| What you will do |
Exclude the pictures; give every entry again exactly as written.

_ _ _ _ _ _ _

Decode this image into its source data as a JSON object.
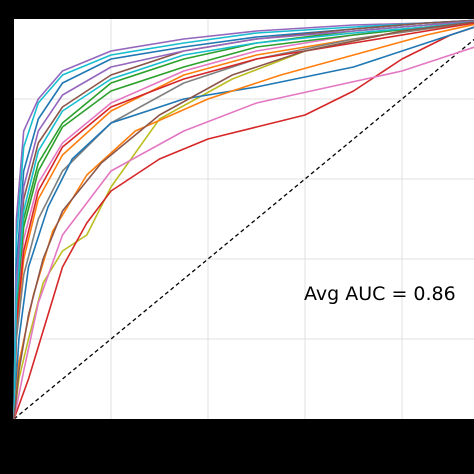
{
  "chart_data": {
    "type": "line",
    "title": "",
    "xlabel": "",
    "ylabel": "",
    "xlim": [
      0,
      1
    ],
    "ylim": [
      0,
      1
    ],
    "grid": true,
    "annotation": "Avg AUC = 0.86",
    "reference_line": {
      "x": [
        0,
        1
      ],
      "y": [
        0,
        1
      ],
      "style": "dashed"
    },
    "series": [
      {
        "color": "#9467bd",
        "x": [
          0,
          0.005,
          0.02,
          0.05,
          0.1,
          0.2,
          0.35,
          0.5,
          0.7,
          0.85,
          1
        ],
        "y": [
          0,
          0.5,
          0.72,
          0.8,
          0.87,
          0.92,
          0.95,
          0.97,
          0.985,
          0.99,
          1
        ]
      },
      {
        "color": "#17becf",
        "x": [
          0,
          0.005,
          0.02,
          0.05,
          0.1,
          0.2,
          0.35,
          0.5,
          0.7,
          0.85,
          1
        ],
        "y": [
          0,
          0.45,
          0.68,
          0.79,
          0.86,
          0.91,
          0.94,
          0.965,
          0.98,
          0.99,
          1
        ]
      },
      {
        "color": "#1f77b4",
        "x": [
          0,
          0.005,
          0.02,
          0.05,
          0.1,
          0.2,
          0.35,
          0.5,
          0.7,
          0.85,
          1
        ],
        "y": [
          0,
          0.38,
          0.62,
          0.75,
          0.84,
          0.9,
          0.93,
          0.955,
          0.975,
          0.99,
          1
        ]
      },
      {
        "color": "#8c564b",
        "x": [
          0,
          0.005,
          0.02,
          0.05,
          0.1,
          0.2,
          0.35,
          0.5,
          0.7,
          0.85,
          1
        ],
        "y": [
          0,
          0.33,
          0.55,
          0.69,
          0.78,
          0.86,
          0.92,
          0.95,
          0.975,
          0.99,
          1
        ]
      },
      {
        "color": "#2ca02c",
        "x": [
          0,
          0.005,
          0.02,
          0.05,
          0.1,
          0.2,
          0.35,
          0.5,
          0.7,
          0.85,
          1
        ],
        "y": [
          0,
          0.3,
          0.5,
          0.64,
          0.74,
          0.84,
          0.9,
          0.94,
          0.97,
          0.985,
          1
        ]
      },
      {
        "color": "#e377c2",
        "x": [
          0,
          0.005,
          0.02,
          0.05,
          0.1,
          0.2,
          0.35,
          0.5,
          0.7,
          0.85,
          1
        ],
        "y": [
          0,
          0.26,
          0.45,
          0.59,
          0.69,
          0.79,
          0.87,
          0.92,
          0.96,
          0.98,
          1
        ]
      },
      {
        "color": "#ff7f0e",
        "x": [
          0,
          0.005,
          0.02,
          0.05,
          0.1,
          0.2,
          0.35,
          0.5,
          0.7,
          0.85,
          1
        ],
        "y": [
          0,
          0.22,
          0.4,
          0.55,
          0.66,
          0.77,
          0.86,
          0.91,
          0.95,
          0.975,
          1
        ]
      },
      {
        "color": "#7f7f7f",
        "x": [
          0,
          0.005,
          0.02,
          0.05,
          0.1,
          0.2,
          0.35,
          0.5,
          0.7,
          0.85,
          1
        ],
        "y": [
          0,
          0.2,
          0.36,
          0.5,
          0.62,
          0.74,
          0.84,
          0.9,
          0.95,
          0.975,
          1
        ]
      },
      {
        "color": "#bcbd22",
        "x": [
          0,
          0.01,
          0.03,
          0.06,
          0.1,
          0.15,
          0.2,
          0.3,
          0.45,
          0.6,
          0.8,
          1
        ],
        "y": [
          0,
          0.1,
          0.2,
          0.34,
          0.42,
          0.46,
          0.58,
          0.75,
          0.85,
          0.92,
          0.97,
          1
        ]
      },
      {
        "color": "#d62728",
        "x": [
          0,
          0.03,
          0.06,
          0.1,
          0.15,
          0.2,
          0.3,
          0.4,
          0.5,
          0.6,
          0.7,
          0.8,
          0.9,
          1
        ],
        "y": [
          0,
          0.1,
          0.22,
          0.38,
          0.49,
          0.57,
          0.65,
          0.7,
          0.73,
          0.76,
          0.82,
          0.9,
          0.96,
          1
        ]
      },
      {
        "color": "#1f77b4",
        "x": [
          0,
          0.01,
          0.03,
          0.07,
          0.12,
          0.2,
          0.35,
          0.5,
          0.7,
          0.85,
          1
        ],
        "y": [
          0,
          0.2,
          0.38,
          0.53,
          0.65,
          0.74,
          0.8,
          0.83,
          0.88,
          0.94,
          1
        ]
      },
      {
        "color": "#e377c2",
        "x": [
          0,
          0.02,
          0.05,
          0.1,
          0.2,
          0.35,
          0.5,
          0.65,
          0.8,
          0.9,
          1
        ],
        "y": [
          0,
          0.12,
          0.29,
          0.46,
          0.62,
          0.72,
          0.79,
          0.83,
          0.87,
          0.91,
          0.95
        ]
      },
      {
        "color": "#2ca02c",
        "x": [
          0,
          0.005,
          0.02,
          0.05,
          0.1,
          0.2,
          0.35,
          0.5,
          0.7,
          0.85,
          1
        ],
        "y": [
          0,
          0.28,
          0.48,
          0.62,
          0.73,
          0.82,
          0.88,
          0.93,
          0.96,
          0.98,
          1
        ]
      },
      {
        "color": "#ff7f0e",
        "x": [
          0,
          0.01,
          0.04,
          0.08,
          0.15,
          0.25,
          0.4,
          0.55,
          0.7,
          0.85,
          1
        ],
        "y": [
          0,
          0.14,
          0.31,
          0.47,
          0.61,
          0.72,
          0.8,
          0.86,
          0.91,
          0.96,
          1
        ]
      },
      {
        "color": "#d62728",
        "x": [
          0,
          0.005,
          0.02,
          0.05,
          0.1,
          0.2,
          0.35,
          0.5,
          0.7,
          0.85,
          1
        ],
        "y": [
          0,
          0.24,
          0.42,
          0.57,
          0.68,
          0.78,
          0.85,
          0.9,
          0.94,
          0.97,
          1
        ]
      },
      {
        "color": "#9467bd",
        "x": [
          0,
          0.005,
          0.02,
          0.05,
          0.1,
          0.2,
          0.35,
          0.5,
          0.7,
          0.85,
          1
        ],
        "y": [
          0,
          0.35,
          0.58,
          0.72,
          0.81,
          0.88,
          0.92,
          0.95,
          0.97,
          0.985,
          1
        ]
      },
      {
        "color": "#17becf",
        "x": [
          0,
          0.005,
          0.02,
          0.05,
          0.1,
          0.2,
          0.35,
          0.5,
          0.7,
          0.85,
          1
        ],
        "y": [
          0,
          0.3,
          0.52,
          0.67,
          0.77,
          0.85,
          0.91,
          0.94,
          0.965,
          0.98,
          1
        ]
      },
      {
        "color": "#8c564b",
        "x": [
          0,
          0.01,
          0.03,
          0.06,
          0.1,
          0.18,
          0.3,
          0.45,
          0.6,
          0.8,
          1
        ],
        "y": [
          0,
          0.12,
          0.26,
          0.4,
          0.52,
          0.64,
          0.76,
          0.86,
          0.92,
          0.97,
          1
        ]
      }
    ]
  }
}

_ _ _ _ _ _ _

| Exercise solution |
Decode this image into its source data as a JSON object.
{
  "chart_data": {
    "type": "line",
    "title": "",
    "xlabel": "",
    "ylabel": "",
    "xlim": [
      0,
      1
    ],
    "ylim": [
      0,
      1
    ],
    "grid": true,
    "annotation": "Avg AUC = 0.86",
    "reference_line": {
      "x": [
        0,
        1
      ],
      "y": [
        0,
        1
      ],
      "style": "dashed"
    },
    "series": [
      {
        "color": "#9467bd",
        "x": [
          0,
          0.005,
          0.02,
          0.05,
          0.1,
          0.2,
          0.35,
          0.5,
          0.7,
          0.85,
          1
        ],
        "y": [
          0,
          0.5,
          0.72,
          0.8,
          0.87,
          0.92,
          0.95,
          0.97,
          0.985,
          0.99,
          1
        ]
      },
      {
        "color": "#17becf",
        "x": [
          0,
          0.005,
          0.02,
          0.05,
          0.1,
          0.2,
          0.35,
          0.5,
          0.7,
          0.85,
          1
        ],
        "y": [
          0,
          0.45,
          0.68,
          0.79,
          0.86,
          0.91,
          0.94,
          0.965,
          0.98,
          0.99,
          1
        ]
      },
      {
        "color": "#1f77b4",
        "x": [
          0,
          0.005,
          0.02,
          0.05,
          0.1,
          0.2,
          0.35,
          0.5,
          0.7,
          0.85,
          1
        ],
        "y": [
          0,
          0.38,
          0.62,
          0.75,
          0.84,
          0.9,
          0.93,
          0.955,
          0.975,
          0.99,
          1
        ]
      },
      {
        "color": "#8c564b",
        "x": [
          0,
          0.005,
          0.02,
          0.05,
          0.1,
          0.2,
          0.35,
          0.5,
          0.7,
          0.85,
          1
        ],
        "y": [
          0,
          0.33,
          0.55,
          0.69,
          0.78,
          0.86,
          0.92,
          0.95,
          0.975,
          0.99,
          1
        ]
      },
      {
        "color": "#2ca02c",
        "x": [
          0,
          0.005,
          0.02,
          0.05,
          0.1,
          0.2,
          0.35,
          0.5,
          0.7,
          0.85,
          1
        ],
        "y": [
          0,
          0.3,
          0.5,
          0.64,
          0.74,
          0.84,
          0.9,
          0.94,
          0.97,
          0.985,
          1
        ]
      },
      {
        "color": "#e377c2",
        "x": [
          0,
          0.005,
          0.02,
          0.05,
          0.1,
          0.2,
          0.35,
          0.5,
          0.7,
          0.85,
          1
        ],
        "y": [
          0,
          0.26,
          0.45,
          0.59,
          0.69,
          0.79,
          0.87,
          0.92,
          0.96,
          0.98,
          1
        ]
      },
      {
        "color": "#ff7f0e",
        "x": [
          0,
          0.005,
          0.02,
          0.05,
          0.1,
          0.2,
          0.35,
          0.5,
          0.7,
          0.85,
          1
        ],
        "y": [
          0,
          0.22,
          0.4,
          0.55,
          0.66,
          0.77,
          0.86,
          0.91,
          0.95,
          0.975,
          1
        ]
      },
      {
        "color": "#7f7f7f",
        "x": [
          0,
          0.005,
          0.02,
          0.05,
          0.1,
          0.2,
          0.35,
          0.5,
          0.7,
          0.85,
          1
        ],
        "y": [
          0,
          0.2,
          0.36,
          0.5,
          0.62,
          0.74,
          0.84,
          0.9,
          0.95,
          0.975,
          1
        ]
      },
      {
        "color": "#bcbd22",
        "x": [
          0,
          0.01,
          0.03,
          0.06,
          0.1,
          0.15,
          0.2,
          0.3,
          0.45,
          0.6,
          0.8,
          1
        ],
        "y": [
          0,
          0.1,
          0.2,
          0.34,
          0.42,
          0.46,
          0.58,
          0.75,
          0.85,
          0.92,
          0.97,
          1
        ]
      },
      {
        "color": "#d62728",
        "x": [
          0,
          0.03,
          0.06,
          0.1,
          0.15,
          0.2,
          0.3,
          0.4,
          0.5,
          0.6,
          0.7,
          0.8,
          0.9,
          1
        ],
        "y": [
          0,
          0.1,
          0.22,
          0.38,
          0.49,
          0.57,
          0.65,
          0.7,
          0.73,
          0.76,
          0.82,
          0.9,
          0.96,
          1
        ]
      },
      {
        "color": "#1f77b4",
        "x": [
          0,
          0.01,
          0.03,
          0.07,
          0.12,
          0.2,
          0.35,
          0.5,
          0.7,
          0.85,
          1
        ],
        "y": [
          0,
          0.2,
          0.38,
          0.53,
          0.65,
          0.74,
          0.8,
          0.83,
          0.88,
          0.94,
          1
        ]
      },
      {
        "color": "#e377c2",
        "x": [
          0,
          0.02,
          0.05,
          0.1,
          0.2,
          0.35,
          0.5,
          0.65,
          0.8,
          0.9,
          1
        ],
        "y": [
          0,
          0.12,
          0.29,
          0.46,
          0.62,
          0.72,
          0.79,
          0.83,
          0.87,
          0.91,
          0.95
        ]
      },
      {
        "color": "#2ca02c",
        "x": [
          0,
          0.005,
          0.02,
          0.05,
          0.1,
          0.2,
          0.35,
          0.5,
          0.7,
          0.85,
          1
        ],
        "y": [
          0,
          0.28,
          0.48,
          0.62,
          0.73,
          0.82,
          0.88,
          0.93,
          0.96,
          0.98,
          1
        ]
      },
      {
        "color": "#ff7f0e",
        "x": [
          0,
          0.01,
          0.04,
          0.08,
          0.15,
          0.25,
          0.4,
          0.55,
          0.7,
          0.85,
          1
        ],
        "y": [
          0,
          0.14,
          0.31,
          0.47,
          0.61,
          0.72,
          0.8,
          0.86,
          0.91,
          0.96,
          1
        ]
      },
      {
        "color": "#d62728",
        "x": [
          0,
          0.005,
          0.02,
          0.05,
          0.1,
          0.2,
          0.35,
          0.5,
          0.7,
          0.85,
          1
        ],
        "y": [
          0,
          0.24,
          0.42,
          0.57,
          0.68,
          0.78,
          0.85,
          0.9,
          0.94,
          0.97,
          1
        ]
      },
      {
        "color": "#9467bd",
        "x": [
          0,
          0.005,
          0.02,
          0.05,
          0.1,
          0.2,
          0.35,
          0.5,
          0.7,
          0.85,
          1
        ],
        "y": [
          0,
          0.35,
          0.58,
          0.72,
          0.81,
          0.88,
          0.92,
          0.95,
          0.97,
          0.985,
          1
        ]
      },
      {
        "color": "#17becf",
        "x": [
          0,
          0.005,
          0.02,
          0.05,
          0.1,
          0.2,
          0.35,
          0.5,
          0.7,
          0.85,
          1
        ],
        "y": [
          0,
          0.3,
          0.52,
          0.67,
          0.77,
          0.85,
          0.91,
          0.94,
          0.965,
          0.98,
          1
        ]
      },
      {
        "color": "#8c564b",
        "x": [
          0,
          0.01,
          0.03,
          0.06,
          0.1,
          0.18,
          0.3,
          0.45,
          0.6,
          0.8,
          1
        ],
        "y": [
          0,
          0.12,
          0.26,
          0.4,
          0.52,
          0.64,
          0.76,
          0.86,
          0.92,
          0.97,
          1
        ]
      }
    ]
  }
}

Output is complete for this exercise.